Extracts from a graphics dataset:
○ ○ ○ ○

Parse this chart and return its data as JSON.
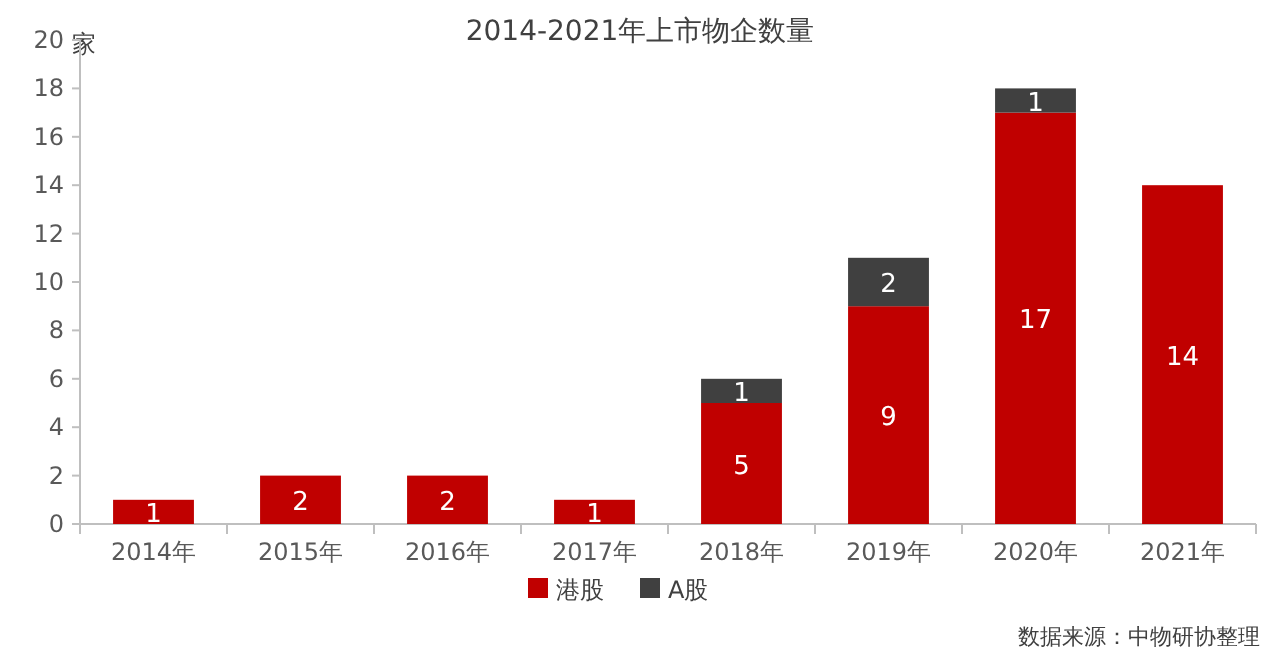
{
  "chart_data": {
    "type": "bar",
    "title": "2014-2021年上市物企数量",
    "ylabel": "家",
    "categories": [
      "2014年",
      "2015年",
      "2016年",
      "2017年",
      "2018年",
      "2019年",
      "2020年",
      "2021年"
    ],
    "series": [
      {
        "name": "港股",
        "color": "#c00000",
        "values": [
          1,
          2,
          2,
          1,
          5,
          9,
          17,
          14
        ]
      },
      {
        "name": "A股",
        "color": "#404040",
        "values": [
          null,
          null,
          null,
          null,
          1,
          2,
          1,
          null
        ]
      }
    ],
    "stacked": true,
    "data_labels": true,
    "ylim": [
      0,
      20
    ],
    "yticks": [
      0,
      2,
      4,
      6,
      8,
      10,
      12,
      14,
      16,
      18,
      20
    ],
    "legend": "bottom",
    "annotations": [
      "数据来源：中物研协整理"
    ]
  }
}
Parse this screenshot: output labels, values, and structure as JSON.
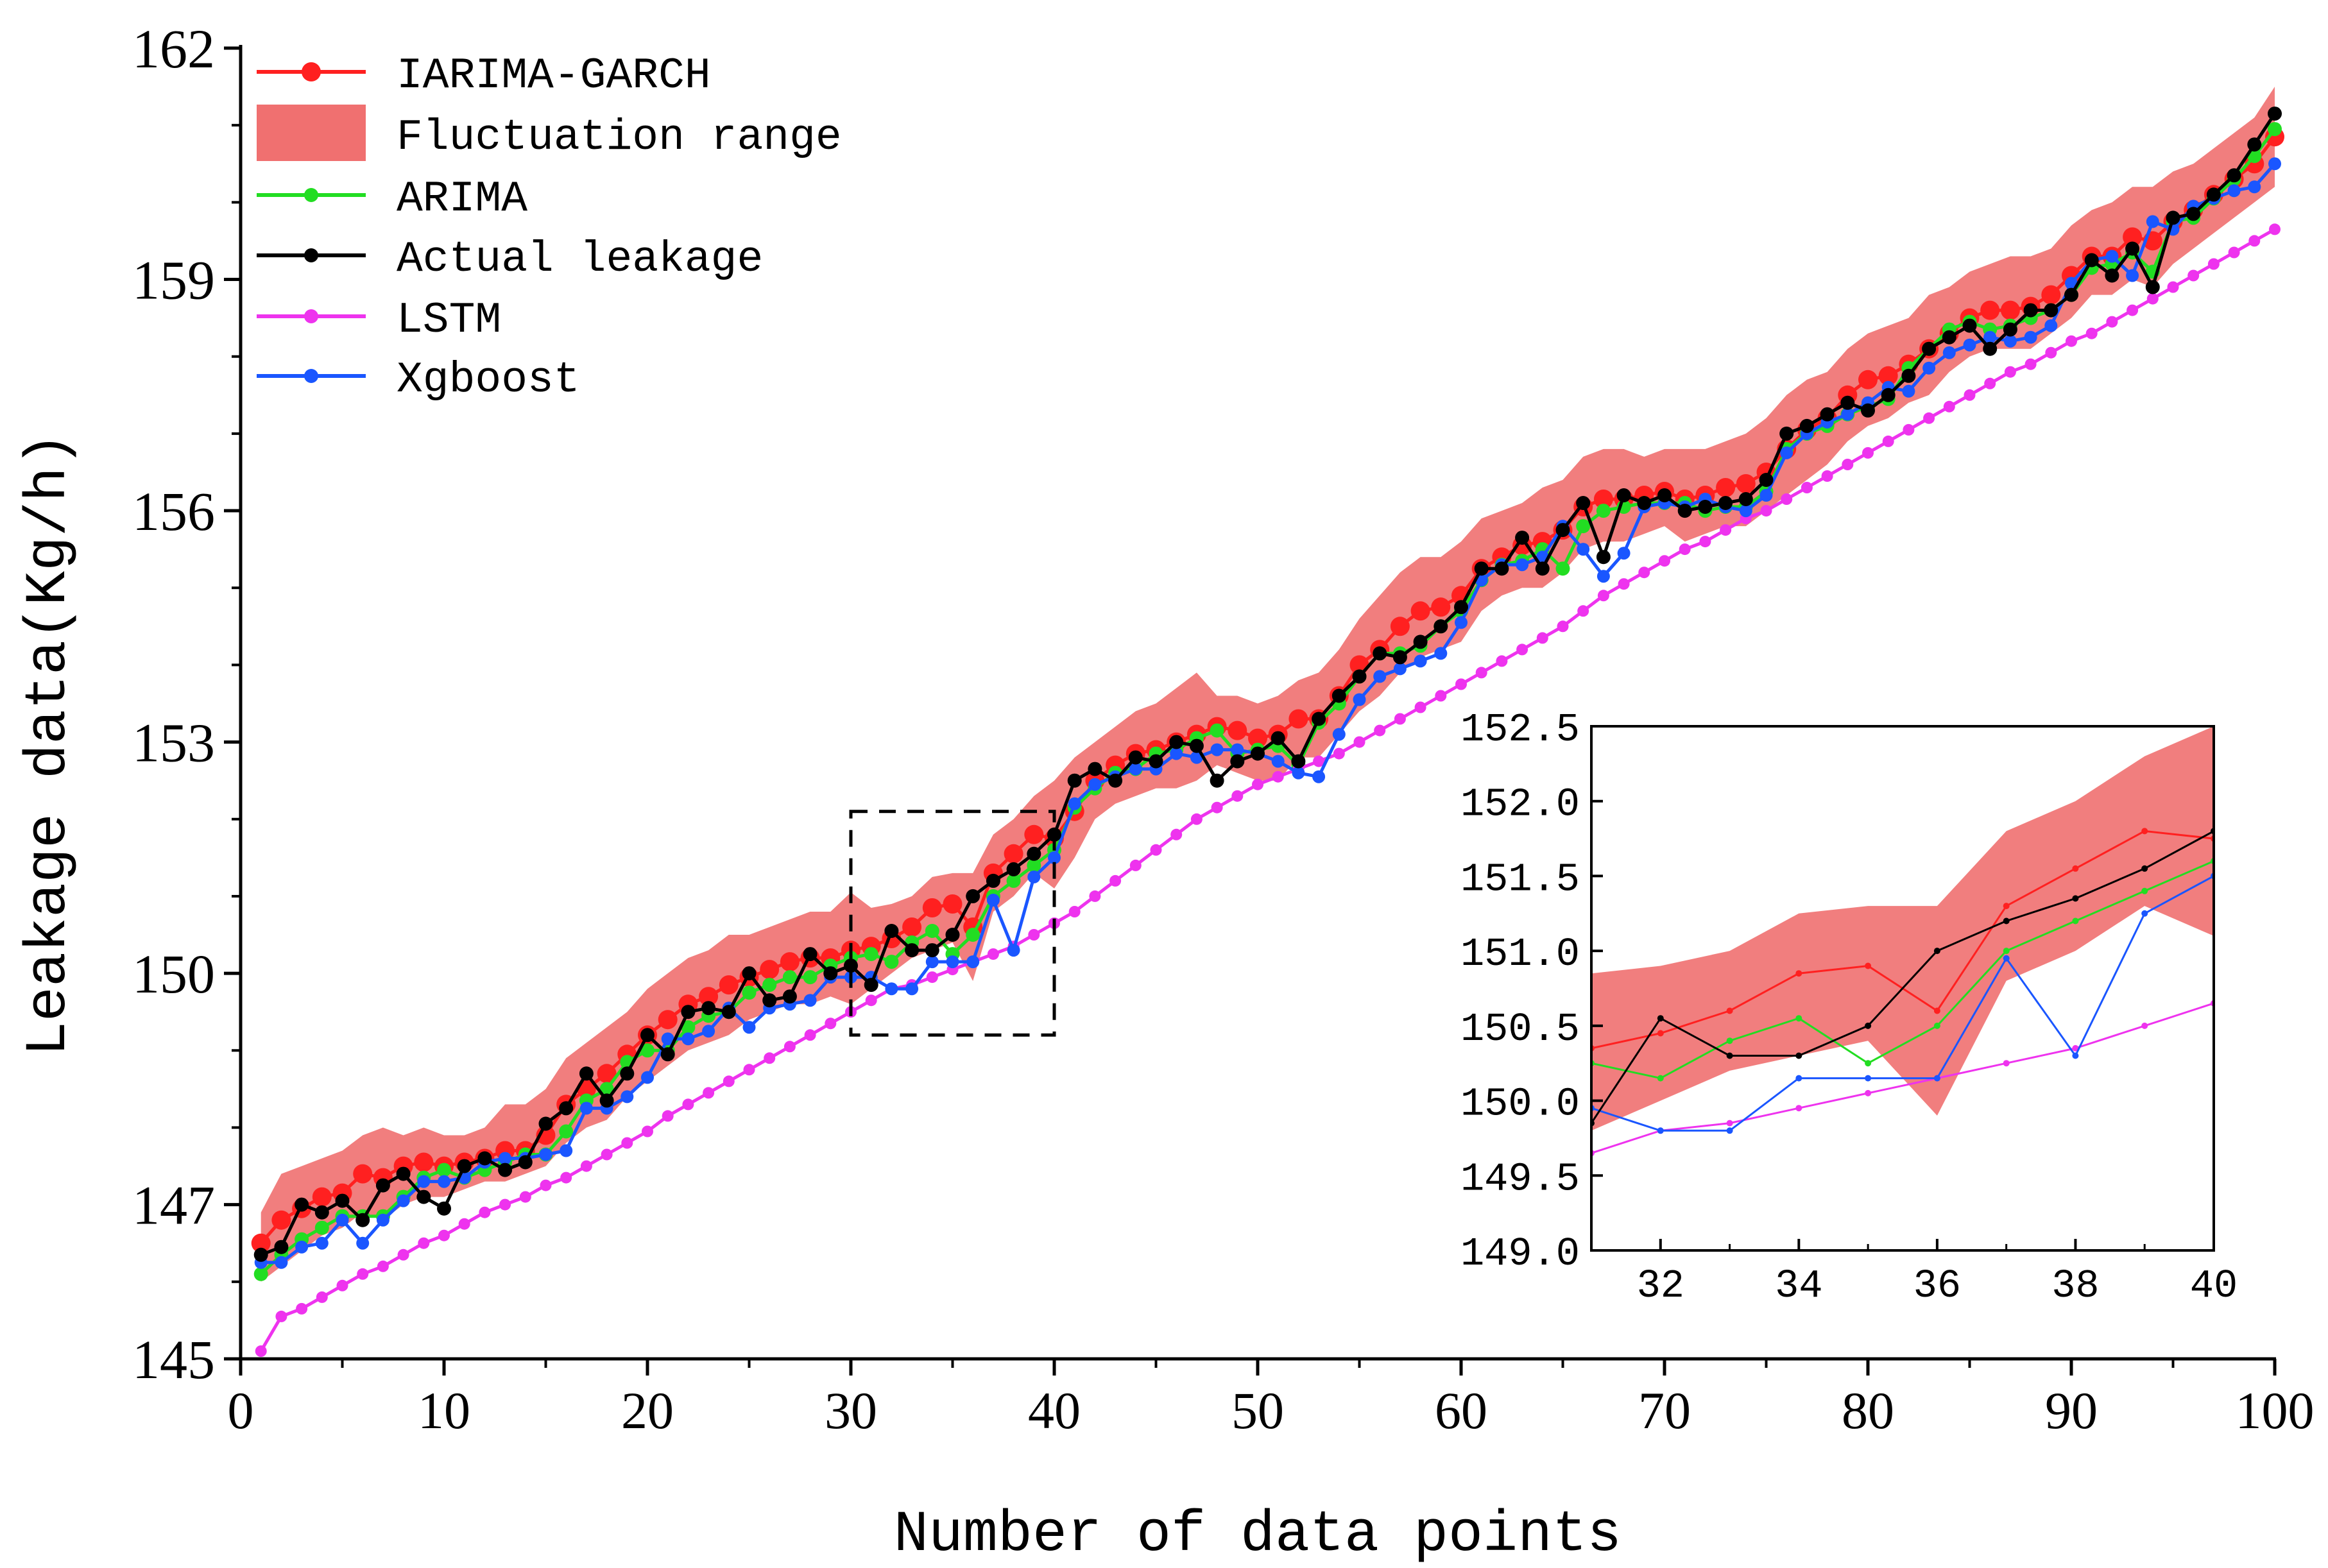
{
  "chart_data": {
    "type": "line",
    "xlabel": "Number of data points",
    "ylabel": "Leakage data(Kg/h)",
    "xlim": [
      0,
      100
    ],
    "ylim": [
      145,
      162
    ],
    "x_ticks": [
      "0",
      "10",
      "20",
      "30",
      "40",
      "50",
      "60",
      "70",
      "80",
      "90",
      "100"
    ],
    "y_ticks": [
      "145",
      "147",
      "150",
      "153",
      "156",
      "159",
      "162"
    ],
    "y_tick_values": [
      145,
      147,
      150,
      153,
      156,
      159,
      162
    ],
    "legend": [
      "IARIMA-GARCH",
      "Fluctuation range",
      "ARIMA",
      "Actual leakage",
      "LSTM",
      "Xgboost"
    ],
    "colors": {
      "IARIMA-GARCH": "#ff2020",
      "Fluctuation range": "#f07070",
      "ARIMA": "#22dd22",
      "Actual leakage": "#000000",
      "LSTM": "#ee33ee",
      "Xgboost": "#1a56ff"
    },
    "x": [
      1,
      2,
      3,
      4,
      5,
      6,
      7,
      8,
      9,
      10,
      11,
      12,
      13,
      14,
      15,
      16,
      17,
      18,
      19,
      20,
      21,
      22,
      23,
      24,
      25,
      26,
      27,
      28,
      29,
      30,
      31,
      32,
      33,
      34,
      35,
      36,
      37,
      38,
      39,
      40,
      41,
      42,
      43,
      44,
      45,
      46,
      47,
      48,
      49,
      50,
      51,
      52,
      53,
      54,
      55,
      56,
      57,
      58,
      59,
      60,
      61,
      62,
      63,
      64,
      65,
      66,
      67,
      68,
      69,
      70,
      71,
      72,
      73,
      74,
      75,
      76,
      77,
      78,
      79,
      80,
      81,
      82,
      83,
      84,
      85,
      86,
      87,
      88,
      89,
      90,
      91,
      92,
      93,
      94,
      95,
      96,
      97,
      98,
      99,
      100
    ],
    "series": [
      {
        "name": "Actual leakage",
        "values": [
          146.35,
          146.45,
          147.0,
          146.9,
          147.05,
          146.8,
          147.25,
          147.4,
          147.1,
          146.95,
          147.5,
          147.6,
          147.45,
          147.55,
          148.05,
          148.25,
          148.7,
          148.35,
          148.7,
          149.2,
          148.95,
          149.5,
          149.55,
          149.5,
          150.0,
          149.65,
          149.7,
          150.25,
          150.0,
          150.1,
          149.85,
          150.55,
          150.3,
          150.3,
          150.5,
          151.0,
          151.2,
          151.35,
          151.55,
          151.8,
          152.5,
          152.65,
          152.5,
          152.8,
          152.75,
          153.0,
          152.95,
          152.5,
          152.75,
          152.85,
          153.05,
          152.75,
          153.3,
          153.6,
          153.85,
          154.15,
          154.1,
          154.3,
          154.5,
          154.75,
          155.25,
          155.25,
          155.65,
          155.25,
          155.75,
          156.1,
          155.4,
          156.2,
          156.1,
          156.2,
          156.0,
          156.05,
          156.1,
          156.15,
          156.4,
          157.0,
          157.1,
          157.25,
          157.4,
          157.3,
          157.5,
          157.75,
          158.1,
          158.25,
          158.4,
          158.1,
          158.35,
          158.6,
          158.6,
          158.8,
          159.25,
          159.05,
          159.4,
          158.9,
          159.8,
          159.85,
          160.1,
          160.35,
          160.75,
          161.15
        ]
      },
      {
        "name": "IARIMA-GARCH",
        "values": [
          146.5,
          146.8,
          146.95,
          147.1,
          147.15,
          147.4,
          147.35,
          147.5,
          147.55,
          147.5,
          147.55,
          147.6,
          147.7,
          147.7,
          147.9,
          148.3,
          148.5,
          148.7,
          148.95,
          149.2,
          149.4,
          149.6,
          149.7,
          149.85,
          149.95,
          150.05,
          150.15,
          150.2,
          150.2,
          150.3,
          150.35,
          150.45,
          150.6,
          150.85,
          150.9,
          150.6,
          151.3,
          151.55,
          151.8,
          151.75,
          152.1,
          152.5,
          152.7,
          152.85,
          152.9,
          153.0,
          153.1,
          153.2,
          153.15,
          153.05,
          153.1,
          153.3,
          153.3,
          153.6,
          154.0,
          154.2,
          154.5,
          154.7,
          154.75,
          154.9,
          155.25,
          155.4,
          155.55,
          155.6,
          155.75,
          156.05,
          156.15,
          156.15,
          156.2,
          156.25,
          156.15,
          156.2,
          156.3,
          156.35,
          156.5,
          156.8,
          157.05,
          157.2,
          157.5,
          157.7,
          157.75,
          157.9,
          158.1,
          158.3,
          158.5,
          158.6,
          158.6,
          158.65,
          158.8,
          159.05,
          159.3,
          159.3,
          159.55,
          159.5,
          159.75,
          159.9,
          160.1,
          160.3,
          160.5,
          160.85
        ]
      },
      {
        "name": "ARIMA",
        "values": [
          146.1,
          146.35,
          146.55,
          146.7,
          146.85,
          146.85,
          146.85,
          147.1,
          147.35,
          147.45,
          147.35,
          147.45,
          147.55,
          147.65,
          147.65,
          147.95,
          148.35,
          148.5,
          148.85,
          149.0,
          149.0,
          149.3,
          149.45,
          149.5,
          149.75,
          149.85,
          149.95,
          149.95,
          150.1,
          150.2,
          150.25,
          150.15,
          150.4,
          150.55,
          150.25,
          150.5,
          151.0,
          151.2,
          151.4,
          151.6,
          152.15,
          152.4,
          152.6,
          152.65,
          152.85,
          152.9,
          153.05,
          153.15,
          152.85,
          152.9,
          152.95,
          152.7,
          153.25,
          153.5,
          153.85,
          154.15,
          154.15,
          154.25,
          154.5,
          154.7,
          155.1,
          155.3,
          155.35,
          155.5,
          155.25,
          155.8,
          156.0,
          156.05,
          156.1,
          156.1,
          156.1,
          156.0,
          156.05,
          156.05,
          156.25,
          156.8,
          157.0,
          157.1,
          157.25,
          157.35,
          157.45,
          157.85,
          158.1,
          158.35,
          158.45,
          158.35,
          158.4,
          158.5,
          158.6,
          158.8,
          159.15,
          159.2,
          159.35,
          159.1,
          159.75,
          159.8,
          160.05,
          160.3,
          160.6,
          160.95
        ]
      },
      {
        "name": "LSTM",
        "values": [
          145.1,
          145.55,
          145.65,
          145.8,
          145.95,
          146.1,
          146.2,
          146.35,
          146.5,
          146.6,
          146.75,
          146.9,
          147.0,
          147.1,
          147.25,
          147.35,
          147.5,
          147.65,
          147.8,
          147.95,
          148.15,
          148.3,
          148.45,
          148.6,
          148.75,
          148.9,
          149.05,
          149.2,
          149.35,
          149.5,
          149.65,
          149.8,
          149.85,
          149.95,
          150.05,
          150.15,
          150.25,
          150.35,
          150.5,
          150.65,
          150.8,
          151.0,
          151.2,
          151.4,
          151.6,
          151.8,
          152.0,
          152.15,
          152.3,
          152.45,
          152.55,
          152.65,
          152.75,
          152.85,
          153.0,
          153.15,
          153.3,
          153.45,
          153.6,
          153.75,
          153.9,
          154.05,
          154.2,
          154.35,
          154.5,
          154.7,
          154.9,
          155.05,
          155.2,
          155.35,
          155.5,
          155.6,
          155.75,
          155.9,
          156.0,
          156.15,
          156.3,
          156.45,
          156.6,
          156.75,
          156.9,
          157.05,
          157.2,
          157.35,
          157.5,
          157.65,
          157.8,
          157.9,
          158.05,
          158.2,
          158.3,
          158.45,
          158.6,
          158.75,
          158.9,
          159.05,
          159.2,
          159.35,
          159.5,
          159.65
        ]
      },
      {
        "name": "Xgboost",
        "values": [
          146.25,
          146.25,
          146.45,
          146.5,
          146.8,
          146.5,
          146.8,
          147.05,
          147.3,
          147.3,
          147.35,
          147.55,
          147.6,
          147.6,
          147.65,
          147.7,
          148.25,
          148.25,
          148.4,
          148.65,
          149.15,
          149.15,
          149.25,
          149.55,
          149.3,
          149.55,
          149.6,
          149.65,
          149.95,
          149.95,
          149.95,
          149.8,
          149.8,
          150.15,
          150.15,
          150.15,
          150.95,
          150.3,
          151.25,
          151.5,
          152.2,
          152.45,
          152.55,
          152.65,
          152.65,
          152.85,
          152.8,
          152.9,
          152.9,
          152.85,
          152.75,
          152.6,
          152.55,
          153.1,
          153.55,
          153.85,
          153.95,
          154.05,
          154.15,
          154.55,
          155.1,
          155.3,
          155.3,
          155.4,
          155.8,
          155.5,
          155.15,
          155.45,
          156.05,
          156.1,
          156.05,
          156.15,
          156.05,
          156.0,
          156.2,
          156.75,
          157.0,
          157.15,
          157.25,
          157.4,
          157.6,
          157.55,
          157.85,
          158.05,
          158.15,
          158.25,
          158.2,
          158.25,
          158.4,
          158.95,
          159.25,
          159.3,
          159.05,
          159.75,
          159.65,
          159.95,
          160.05,
          160.15,
          160.2,
          160.5
        ]
      }
    ],
    "fluctuation_range": {
      "upper": [
        146.9,
        147.4,
        147.5,
        147.6,
        147.7,
        147.9,
        148.0,
        147.9,
        148.0,
        147.9,
        147.9,
        148.0,
        148.3,
        148.3,
        148.5,
        148.9,
        149.1,
        149.3,
        149.5,
        149.8,
        150.0,
        150.2,
        150.3,
        150.5,
        150.5,
        150.6,
        150.7,
        150.8,
        150.8,
        151.05,
        150.85,
        150.9,
        151.0,
        151.25,
        151.3,
        151.3,
        151.8,
        152.0,
        152.3,
        152.5,
        152.8,
        153.0,
        153.2,
        153.4,
        153.5,
        153.7,
        153.9,
        153.6,
        153.6,
        153.5,
        153.6,
        153.8,
        153.9,
        154.2,
        154.6,
        154.9,
        155.2,
        155.4,
        155.4,
        155.6,
        155.9,
        156.0,
        156.1,
        156.3,
        156.4,
        156.7,
        156.8,
        156.8,
        156.7,
        156.8,
        156.8,
        156.8,
        156.9,
        157.0,
        157.2,
        157.5,
        157.7,
        157.8,
        158.1,
        158.3,
        158.4,
        158.5,
        158.8,
        158.9,
        159.1,
        159.2,
        159.3,
        159.3,
        159.4,
        159.7,
        159.9,
        160.0,
        160.2,
        160.2,
        160.4,
        160.5,
        160.7,
        160.9,
        161.1,
        161.5
      ],
      "lower": [
        146.0,
        146.2,
        146.4,
        146.6,
        146.7,
        146.9,
        146.8,
        147.0,
        147.1,
        147.1,
        147.2,
        147.3,
        147.3,
        147.4,
        147.5,
        147.8,
        148.0,
        148.1,
        148.4,
        148.6,
        148.8,
        149.0,
        149.1,
        149.2,
        149.4,
        149.5,
        149.6,
        149.6,
        149.7,
        149.6,
        149.8,
        150.0,
        150.2,
        150.3,
        150.4,
        149.9,
        150.8,
        151.0,
        151.3,
        151.1,
        151.5,
        152.0,
        152.2,
        152.3,
        152.4,
        152.4,
        152.5,
        152.7,
        152.6,
        152.5,
        152.5,
        152.8,
        152.8,
        153.1,
        153.4,
        153.6,
        153.9,
        154.1,
        154.2,
        154.3,
        154.7,
        154.9,
        155.0,
        155.0,
        155.2,
        155.5,
        155.6,
        155.6,
        155.7,
        155.8,
        155.6,
        155.7,
        155.8,
        155.8,
        156.0,
        156.2,
        156.4,
        156.6,
        156.9,
        157.1,
        157.2,
        157.4,
        157.5,
        157.8,
        158.0,
        158.1,
        158.1,
        158.1,
        158.3,
        158.5,
        158.8,
        158.8,
        159.0,
        158.9,
        159.2,
        159.4,
        159.6,
        159.8,
        160.0,
        160.2
      ]
    },
    "inset": {
      "xlim": [
        31,
        40
      ],
      "ylim": [
        149.0,
        152.5
      ],
      "x_ticks": [
        "32",
        "34",
        "36",
        "38",
        "40"
      ],
      "y_ticks": [
        "149.0",
        "149.5",
        "150.0",
        "150.5",
        "151.0",
        "151.5",
        "152.0",
        "152.5"
      ],
      "zoom_box_x": [
        30,
        40
      ],
      "zoom_box_y": [
        149.2,
        152.1
      ]
    }
  }
}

○ ○ ○ ○

### WHAT IS BEING ASKED
Which lines in the listing above hold the word "this"? Show each of them.

### OUTPUT
Parse this chart and return its data as JSON.
Parse this screenshot: output labels, values, and structure as JSON.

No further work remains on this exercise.